■ **DIRECTION**: Output the records. Match them exactly.

■ **TASK MATERIAL**:
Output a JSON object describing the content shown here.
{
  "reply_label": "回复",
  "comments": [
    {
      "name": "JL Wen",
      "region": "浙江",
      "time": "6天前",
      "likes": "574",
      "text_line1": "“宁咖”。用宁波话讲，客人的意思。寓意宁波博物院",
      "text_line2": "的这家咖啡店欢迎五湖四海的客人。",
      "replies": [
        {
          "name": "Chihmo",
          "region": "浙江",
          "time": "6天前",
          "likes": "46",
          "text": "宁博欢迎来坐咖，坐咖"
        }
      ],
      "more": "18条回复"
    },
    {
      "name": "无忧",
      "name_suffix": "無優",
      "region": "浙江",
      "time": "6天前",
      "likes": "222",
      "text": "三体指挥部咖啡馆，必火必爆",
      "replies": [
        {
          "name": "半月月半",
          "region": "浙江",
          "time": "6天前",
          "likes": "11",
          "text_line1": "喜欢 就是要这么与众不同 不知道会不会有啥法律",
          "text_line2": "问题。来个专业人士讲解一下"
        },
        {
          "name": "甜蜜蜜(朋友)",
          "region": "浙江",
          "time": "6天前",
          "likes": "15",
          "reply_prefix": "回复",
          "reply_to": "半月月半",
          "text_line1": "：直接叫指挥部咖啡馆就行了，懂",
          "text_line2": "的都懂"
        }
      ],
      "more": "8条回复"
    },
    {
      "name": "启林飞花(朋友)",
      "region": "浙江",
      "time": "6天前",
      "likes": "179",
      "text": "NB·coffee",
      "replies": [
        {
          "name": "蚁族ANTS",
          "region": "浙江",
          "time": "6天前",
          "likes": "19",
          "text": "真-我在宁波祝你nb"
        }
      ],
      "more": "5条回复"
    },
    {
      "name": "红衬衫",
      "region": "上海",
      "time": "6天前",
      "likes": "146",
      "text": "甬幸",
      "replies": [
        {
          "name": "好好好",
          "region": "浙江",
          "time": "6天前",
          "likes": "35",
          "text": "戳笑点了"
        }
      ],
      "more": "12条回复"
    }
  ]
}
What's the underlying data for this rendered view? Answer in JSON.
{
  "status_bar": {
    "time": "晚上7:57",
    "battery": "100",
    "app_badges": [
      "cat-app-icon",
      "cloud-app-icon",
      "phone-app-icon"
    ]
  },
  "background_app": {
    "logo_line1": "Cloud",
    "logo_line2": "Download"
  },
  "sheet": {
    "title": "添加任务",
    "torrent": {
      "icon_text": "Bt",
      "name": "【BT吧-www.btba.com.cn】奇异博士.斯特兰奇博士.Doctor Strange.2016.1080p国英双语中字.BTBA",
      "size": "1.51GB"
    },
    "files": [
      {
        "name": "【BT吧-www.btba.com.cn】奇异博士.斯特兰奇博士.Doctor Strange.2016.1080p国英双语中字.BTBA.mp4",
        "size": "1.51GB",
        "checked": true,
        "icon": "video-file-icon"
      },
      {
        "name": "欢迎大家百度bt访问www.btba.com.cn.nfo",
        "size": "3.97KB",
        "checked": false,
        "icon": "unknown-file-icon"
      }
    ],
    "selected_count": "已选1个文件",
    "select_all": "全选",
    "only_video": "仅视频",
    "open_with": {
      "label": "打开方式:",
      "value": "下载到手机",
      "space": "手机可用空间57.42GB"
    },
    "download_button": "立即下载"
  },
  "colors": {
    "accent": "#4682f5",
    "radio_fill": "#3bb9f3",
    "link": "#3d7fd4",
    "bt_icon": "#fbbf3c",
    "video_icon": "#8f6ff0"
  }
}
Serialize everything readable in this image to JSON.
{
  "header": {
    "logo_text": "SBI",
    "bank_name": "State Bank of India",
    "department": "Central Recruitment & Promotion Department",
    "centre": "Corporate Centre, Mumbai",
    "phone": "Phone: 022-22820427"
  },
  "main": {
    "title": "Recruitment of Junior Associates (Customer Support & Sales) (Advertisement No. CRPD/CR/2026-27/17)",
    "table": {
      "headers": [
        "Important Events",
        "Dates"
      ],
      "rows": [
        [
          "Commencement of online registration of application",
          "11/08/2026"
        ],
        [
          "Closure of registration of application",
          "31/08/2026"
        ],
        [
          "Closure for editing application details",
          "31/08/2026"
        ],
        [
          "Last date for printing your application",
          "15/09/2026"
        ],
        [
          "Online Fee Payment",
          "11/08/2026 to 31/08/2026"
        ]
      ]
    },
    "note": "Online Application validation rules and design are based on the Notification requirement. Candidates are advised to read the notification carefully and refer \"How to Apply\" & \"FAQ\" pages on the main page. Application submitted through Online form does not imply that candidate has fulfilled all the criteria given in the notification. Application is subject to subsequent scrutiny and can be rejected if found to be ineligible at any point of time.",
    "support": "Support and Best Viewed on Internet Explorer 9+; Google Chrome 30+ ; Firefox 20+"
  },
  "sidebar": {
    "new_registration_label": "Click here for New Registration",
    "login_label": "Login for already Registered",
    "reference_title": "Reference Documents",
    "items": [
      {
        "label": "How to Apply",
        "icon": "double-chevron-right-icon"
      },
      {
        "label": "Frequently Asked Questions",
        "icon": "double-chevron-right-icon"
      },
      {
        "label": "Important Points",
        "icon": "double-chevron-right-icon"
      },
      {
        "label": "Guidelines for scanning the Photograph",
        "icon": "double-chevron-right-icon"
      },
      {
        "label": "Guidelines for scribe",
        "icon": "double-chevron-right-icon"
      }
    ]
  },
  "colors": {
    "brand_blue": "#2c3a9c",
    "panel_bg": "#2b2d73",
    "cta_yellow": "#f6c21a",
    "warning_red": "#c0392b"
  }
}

■ **OUTPUT FOR THIS TASK**:
Output a JSON object describing the content shown here.
{
  "reply_label": "回复",
  "comments": [
    {
      "name": "JL Wen",
      "region": "浙江",
      "time": "6天前",
      "likes": "574",
      "text_line1": "“宁咖”。用宁波话讲，客人的意思。寓意宁波博物院",
      "text_line2": "的这家咖啡店欢迎五湖四海的客人。",
      "replies": [
        {
          "name": "Chihmo",
          "region": "浙江",
          "time": "6天前",
          "likes": "46",
          "text": "宁博欢迎来坐咖，坐咖"
        }
      ],
      "more": "18条回复"
    },
    {
      "name": "无忧",
      "name_suffix": "無優",
      "region": "浙江",
      "time": "6天前",
      "likes": "222",
      "text": "三体指挥部咖啡馆，必火必爆",
      "replies": [
        {
          "name": "半月月半",
          "region": "浙江",
          "time": "6天前",
          "likes": "11",
          "text_line1": "喜欢 就是要这么与众不同 不知道会不会有啥法律",
          "text_line2": "问题。来个专业人士讲解一下"
        },
        {
          "name": "甜蜜蜜(朋友)",
          "region": "浙江",
          "time": "6天前",
          "likes": "15",
          "reply_prefix": "回复",
          "reply_to": "半月月半",
          "text_line1": "：直接叫指挥部咖啡馆就行了，懂",
          "text_line2": "的都懂"
        }
      ],
      "more": "8条回复"
    },
    {
      "name": "启林飞花(朋友)",
      "region": "浙江",
      "time": "6天前",
      "likes": "179",
      "text": "NB·coffee",
      "replies": [
        {
          "name": "蚁族ANTS",
          "region": "浙江",
          "time": "6天前",
          "likes": "19",
          "text": "真-我在宁波祝你nb"
        }
      ],
      "more": "5条回复"
    },
    {
      "name": "红衬衫",
      "region": "上海",
      "time": "6天前",
      "likes": "146",
      "text": "甬幸",
      "replies": [
        {
          "name": "好好好",
          "region": "浙江",
          "time": "6天前",
          "likes": "35",
          "text": "戳笑点了"
        }
      ],
      "more": "12条回复"
    }
  ]
}
What's the underlying data for this rendered view? Answer in JSON.
{
  "status_bar": {
    "time": "晚上7:57",
    "battery": "100",
    "app_badges": [
      "cat-app-icon",
      "cloud-app-icon",
      "phone-app-icon"
    ]
  },
  "background_app": {
    "logo_line1": "Cloud",
    "logo_line2": "Download"
  },
  "sheet": {
    "title": "添加任务",
    "torrent": {
      "icon_text": "Bt",
      "name": "【BT吧-www.btba.com.cn】奇异博士.斯特兰奇博士.Doctor Strange.2016.1080p国英双语中字.BTBA",
      "size": "1.51GB"
    },
    "files": [
      {
        "name": "【BT吧-www.btba.com.cn】奇异博士.斯特兰奇博士.Doctor Strange.2016.1080p国英双语中字.BTBA.mp4",
        "size": "1.51GB",
        "checked": true,
        "icon": "video-file-icon"
      },
      {
        "name": "欢迎大家百度bt访问www.btba.com.cn.nfo",
        "size": "3.97KB",
        "checked": false,
        "icon": "unknown-file-icon"
      }
    ],
    "selected_count": "已选1个文件",
    "select_all": "全选",
    "only_video": "仅视频",
    "open_with": {
      "label": "打开方式:",
      "value": "下载到手机",
      "space": "手机可用空间57.42GB"
    },
    "download_button": "立即下载"
  },
  "colors": {
    "accent": "#4682f5",
    "radio_fill": "#3bb9f3",
    "link": "#3d7fd4",
    "bt_icon": "#fbbf3c",
    "video_icon": "#8f6ff0"
  }
}
Serialize everything readable in this image to JSON.
{
  "header": {
    "logo_text": "SBI",
    "bank_name": "State Bank of India",
    "department": "Central Recruitment & Promotion Department",
    "centre": "Corporate Centre, Mumbai",
    "phone": "Phone: 022-22820427"
  },
  "main": {
    "title": "Recruitment of Junior Associates (Customer Support & Sales) (Advertisement No. CRPD/CR/2026-27/17)",
    "table": {
      "headers": [
        "Important Events",
        "Dates"
      ],
      "rows": [
        [
          "Commencement of online registration of application",
          "11/08/2026"
        ],
        [
          "Closure of registration of application",
          "31/08/2026"
        ],
        [
          "Closure for editing application details",
          "31/08/2026"
        ],
        [
          "Last date for printing your application",
          "15/09/2026"
        ],
        [
          "Online Fee Payment",
          "11/08/2026 to 31/08/2026"
        ]
      ]
    },
    "note": "Online Application validation rules and design are based on the Notification requirement. Candidates are advised to read the notification carefully and refer \"How to Apply\" & \"FAQ\" pages on the main page. Application submitted through Online form does not imply that candidate has fulfilled all the criteria given in the notification. Application is subject to subsequent scrutiny and can be rejected if found to be ineligible at any point of time.",
    "support": "Support and Best Viewed on Internet Explorer 9+; Google Chrome 30+ ; Firefox 20+"
  },
  "sidebar": {
    "new_registration_label": "Click here for New Registration",
    "login_label": "Login for already Registered",
    "reference_title": "Reference Documents",
    "items": [
      {
        "label": "How to Apply",
        "icon": "double-chevron-right-icon"
      },
      {
        "label": "Frequently Asked Questions",
        "icon": "double-chevron-right-icon"
      },
      {
        "label": "Important Points",
        "icon": "double-chevron-right-icon"
      },
      {
        "label": "Guidelines for scanning the Photograph",
        "icon": "double-chevron-right-icon"
      },
      {
        "label": "Guidelines for scribe",
        "icon": "double-chevron-right-icon"
      }
    ]
  },
  "colors": {
    "brand_blue": "#2c3a9c",
    "panel_bg": "#2b2d73",
    "cta_yellow": "#f6c21a",
    "warning_red": "#c0392b"
  }
}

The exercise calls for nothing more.